** BEGIN PROVIDED DATA **

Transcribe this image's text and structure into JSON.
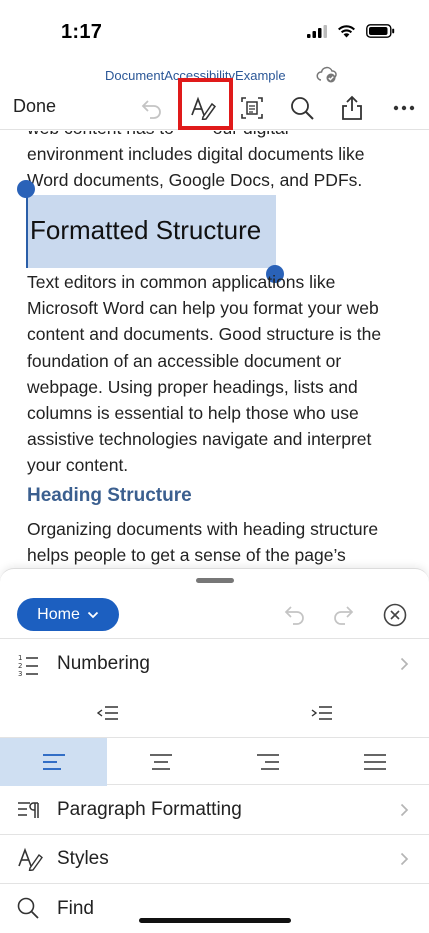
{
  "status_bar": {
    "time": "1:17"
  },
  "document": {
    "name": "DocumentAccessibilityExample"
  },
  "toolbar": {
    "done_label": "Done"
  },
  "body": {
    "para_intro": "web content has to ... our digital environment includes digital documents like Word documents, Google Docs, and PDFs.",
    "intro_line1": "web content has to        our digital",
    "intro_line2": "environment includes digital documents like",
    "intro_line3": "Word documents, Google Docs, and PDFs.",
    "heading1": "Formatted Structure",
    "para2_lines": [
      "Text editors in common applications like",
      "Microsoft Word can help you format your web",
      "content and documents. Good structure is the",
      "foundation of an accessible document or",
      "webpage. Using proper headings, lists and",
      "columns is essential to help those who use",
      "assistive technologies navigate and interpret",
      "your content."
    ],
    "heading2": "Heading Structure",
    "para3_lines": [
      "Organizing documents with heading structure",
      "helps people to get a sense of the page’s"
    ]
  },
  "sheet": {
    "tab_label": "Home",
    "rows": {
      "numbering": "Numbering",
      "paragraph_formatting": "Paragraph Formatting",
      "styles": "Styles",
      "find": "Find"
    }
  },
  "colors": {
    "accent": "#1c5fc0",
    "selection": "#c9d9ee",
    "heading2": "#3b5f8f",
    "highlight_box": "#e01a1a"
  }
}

** END PROVIDED DATA **

▶ **DIRECTION**:
Pictures don't belong in the copy. Restate all the entries exactly.

▶ **THE SOLUTION**:
Transcribe this image's text and structure into JSON.
{
  "status_bar": {
    "time": "1:17"
  },
  "document": {
    "name": "DocumentAccessibilityExample"
  },
  "toolbar": {
    "done_label": "Done"
  },
  "body": {
    "para_intro": "web content has to ... our digital environment includes digital documents like Word documents, Google Docs, and PDFs.",
    "intro_line1": "web content has to        our digital",
    "intro_line2": "environment includes digital documents like",
    "intro_line3": "Word documents, Google Docs, and PDFs.",
    "heading1": "Formatted Structure",
    "para2_lines": [
      "Text editors in common applications like",
      "Microsoft Word can help you format your web",
      "content and documents. Good structure is the",
      "foundation of an accessible document or",
      "webpage. Using proper headings, lists and",
      "columns is essential to help those who use",
      "assistive technologies navigate and interpret",
      "your content."
    ],
    "heading2": "Heading Structure",
    "para3_lines": [
      "Organizing documents with heading structure",
      "helps people to get a sense of the page’s"
    ]
  },
  "sheet": {
    "tab_label": "Home",
    "rows": {
      "numbering": "Numbering",
      "paragraph_formatting": "Paragraph Formatting",
      "styles": "Styles",
      "find": "Find"
    }
  },
  "colors": {
    "accent": "#1c5fc0",
    "selection": "#c9d9ee",
    "heading2": "#3b5f8f",
    "highlight_box": "#e01a1a"
  }
}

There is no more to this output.